> [Exercise description]: Each line that holds the word "image" is to be identified and copied.

> [Provided material]:
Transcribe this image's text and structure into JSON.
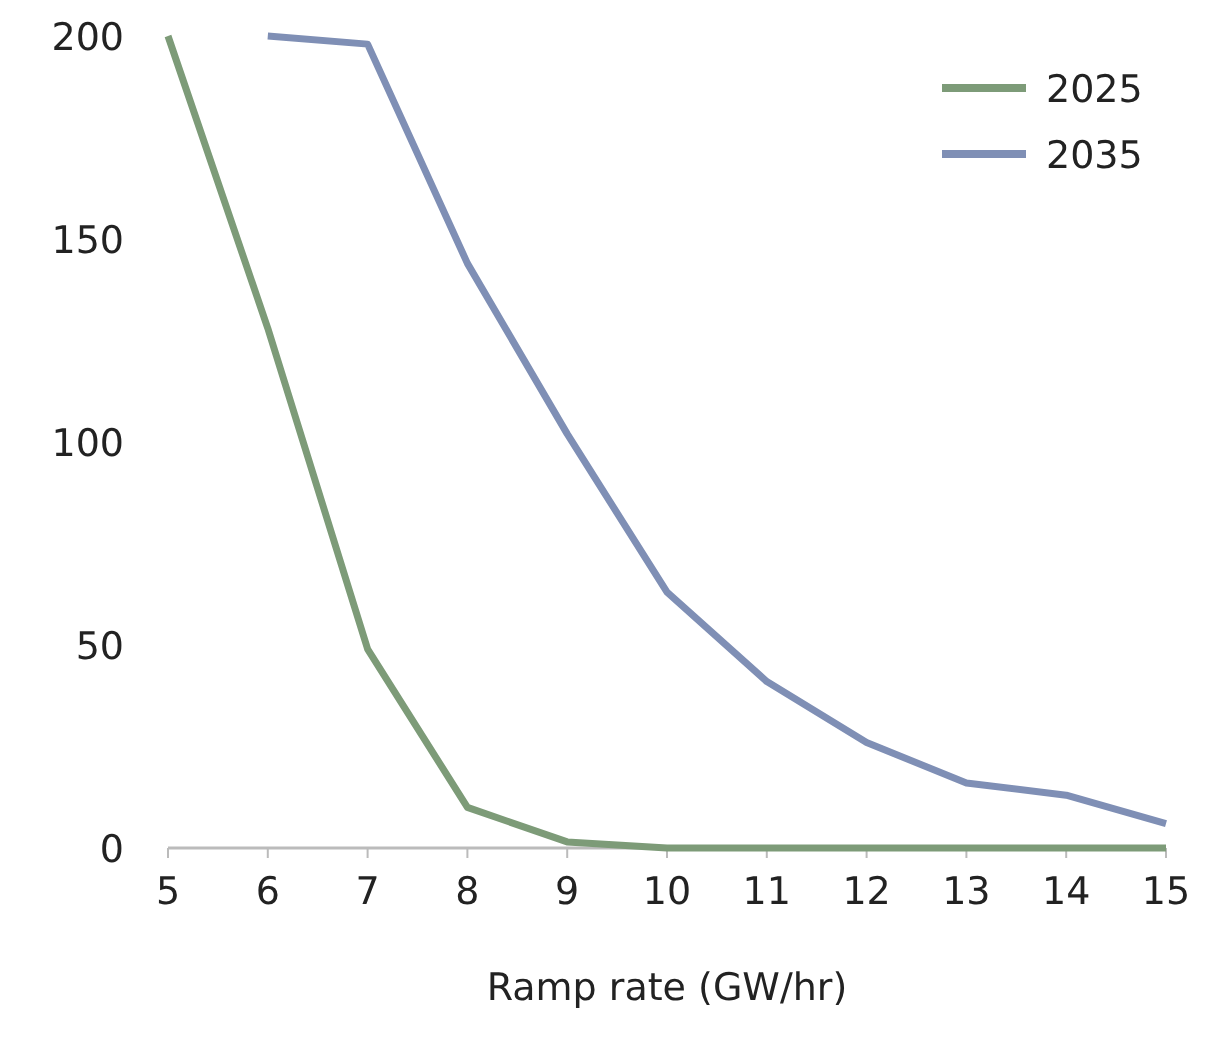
{
  "chart_data": {
    "type": "line",
    "xlabel": "Ramp rate (GW/hr)",
    "x": [
      5,
      6,
      7,
      8,
      9,
      10,
      11,
      12,
      13,
      14,
      15
    ],
    "series": [
      {
        "name": "2025",
        "color": "#7d9b78",
        "values": [
          200,
          128,
          49,
          10,
          1.5,
          0,
          0,
          0,
          0,
          0,
          0
        ]
      },
      {
        "name": "2035",
        "color": "#7f8fb5",
        "values": [
          null,
          200,
          198,
          144,
          102,
          63,
          41,
          26,
          16,
          13,
          6
        ]
      }
    ],
    "xlim": [
      5,
      15
    ],
    "xticks": [
      5,
      6,
      7,
      8,
      9,
      10,
      11,
      12,
      13,
      14,
      15
    ],
    "ylim": [
      0,
      200
    ],
    "yticks": [
      0,
      50,
      100,
      150,
      200
    ],
    "grid": false,
    "legend": "top right",
    "marker": "none",
    "line_style": "solid"
  }
}
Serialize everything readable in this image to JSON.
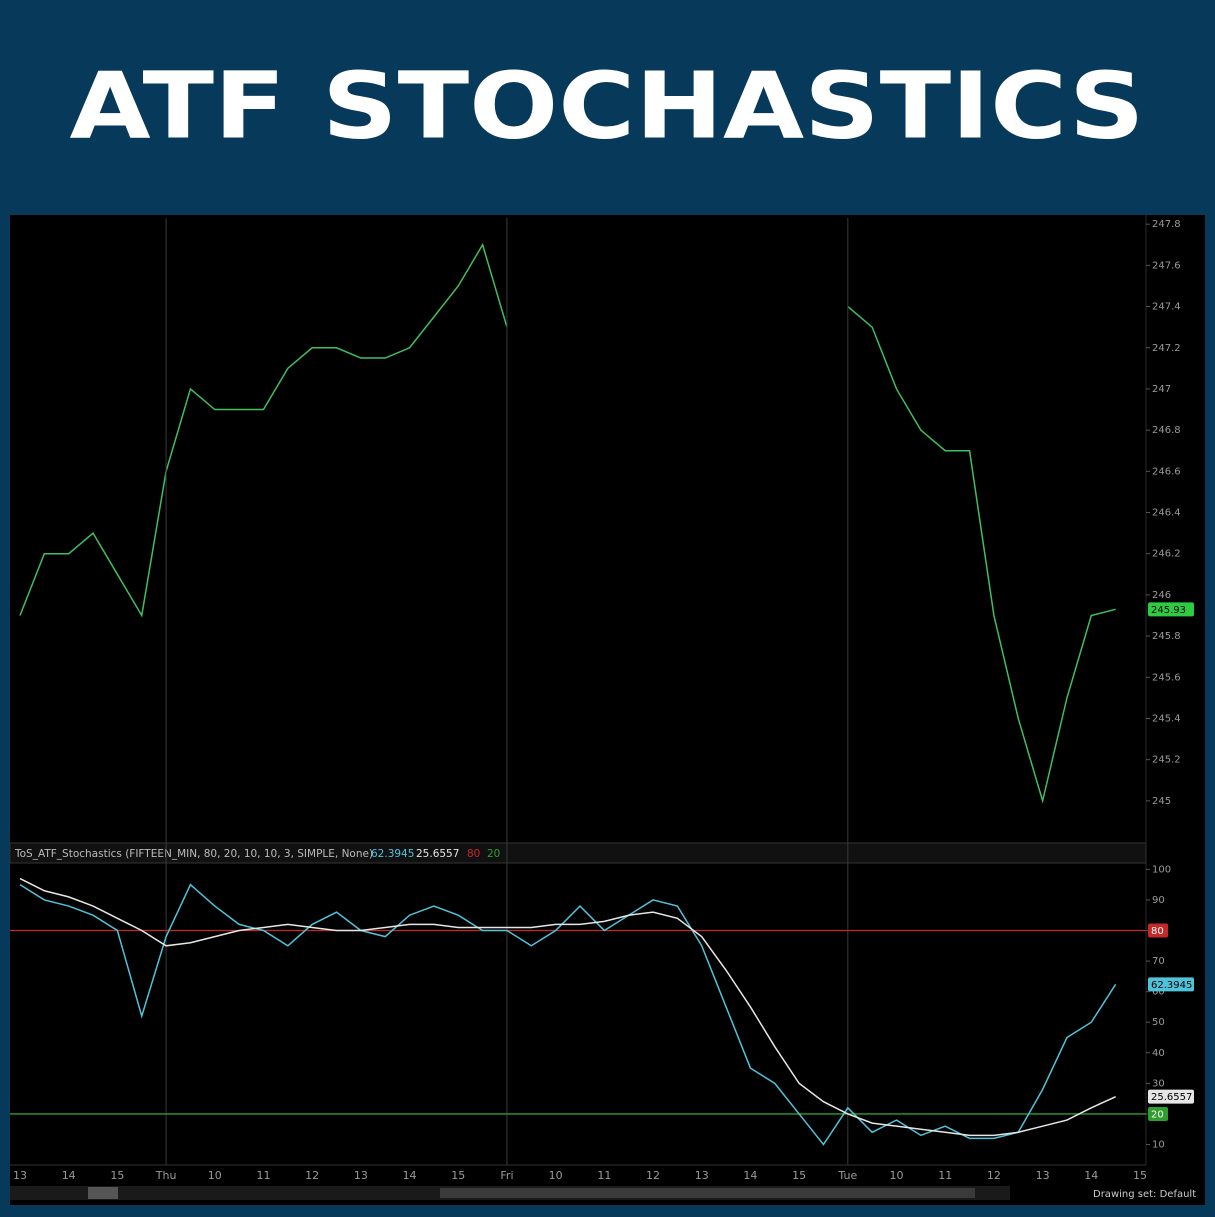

> [Solution]:
Transcribe this image's text and structure into JSON.
Serialize everything readable in this image to JSON.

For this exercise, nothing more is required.